**What to produce**
Each record below should appear again exactly as written.

**Materials provided**
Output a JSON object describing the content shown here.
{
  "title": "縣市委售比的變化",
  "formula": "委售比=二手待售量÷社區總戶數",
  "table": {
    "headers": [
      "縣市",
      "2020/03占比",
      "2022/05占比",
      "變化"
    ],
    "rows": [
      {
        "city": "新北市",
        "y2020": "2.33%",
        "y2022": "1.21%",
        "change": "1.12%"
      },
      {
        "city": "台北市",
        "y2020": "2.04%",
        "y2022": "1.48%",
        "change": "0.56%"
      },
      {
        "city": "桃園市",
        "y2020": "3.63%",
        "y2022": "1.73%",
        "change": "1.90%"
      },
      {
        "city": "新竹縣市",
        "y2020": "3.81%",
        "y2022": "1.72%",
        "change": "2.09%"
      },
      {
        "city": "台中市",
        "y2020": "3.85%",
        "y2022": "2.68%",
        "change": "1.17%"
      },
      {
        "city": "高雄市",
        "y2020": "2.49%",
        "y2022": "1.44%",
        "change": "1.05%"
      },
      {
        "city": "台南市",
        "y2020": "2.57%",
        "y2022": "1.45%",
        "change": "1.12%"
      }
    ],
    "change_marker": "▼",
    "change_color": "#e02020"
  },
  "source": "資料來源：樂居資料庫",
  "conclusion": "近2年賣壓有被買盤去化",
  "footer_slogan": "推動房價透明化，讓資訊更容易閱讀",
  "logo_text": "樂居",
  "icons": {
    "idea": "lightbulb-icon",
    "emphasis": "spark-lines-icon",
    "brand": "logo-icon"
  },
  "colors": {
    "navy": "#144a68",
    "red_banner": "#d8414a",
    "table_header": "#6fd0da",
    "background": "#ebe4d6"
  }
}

**The response**
Output a JSON object describing the content shown here.
{
  "title": "縣市委售比的變化",
  "formula": "委售比=二手待售量÷社區總戶數",
  "table": {
    "headers": [
      "縣市",
      "2020/03占比",
      "2022/05占比",
      "變化"
    ],
    "rows": [
      {
        "city": "新北市",
        "y2020": "2.33%",
        "y2022": "1.21%",
        "change": "1.12%"
      },
      {
        "city": "台北市",
        "y2020": "2.04%",
        "y2022": "1.48%",
        "change": "0.56%"
      },
      {
        "city": "桃園市",
        "y2020": "3.63%",
        "y2022": "1.73%",
        "change": "1.90%"
      },
      {
        "city": "新竹縣市",
        "y2020": "3.81%",
        "y2022": "1.72%",
        "change": "2.09%"
      },
      {
        "city": "台中市",
        "y2020": "3.85%",
        "y2022": "2.68%",
        "change": "1.17%"
      },
      {
        "city": "高雄市",
        "y2020": "2.49%",
        "y2022": "1.44%",
        "change": "1.05%"
      },
      {
        "city": "台南市",
        "y2020": "2.57%",
        "y2022": "1.45%",
        "change": "1.12%"
      }
    ],
    "change_marker": "▼",
    "change_color": "#e02020"
  },
  "source": "資料來源：樂居資料庫",
  "conclusion": "近2年賣壓有被買盤去化",
  "footer_slogan": "推動房價透明化，讓資訊更容易閱讀",
  "logo_text": "樂居",
  "icons": {
    "idea": "lightbulb-icon",
    "emphasis": "spark-lines-icon",
    "brand": "logo-icon"
  },
  "colors": {
    "navy": "#144a68",
    "red_banner": "#d8414a",
    "table_header": "#6fd0da",
    "background": "#ebe4d6"
  }
}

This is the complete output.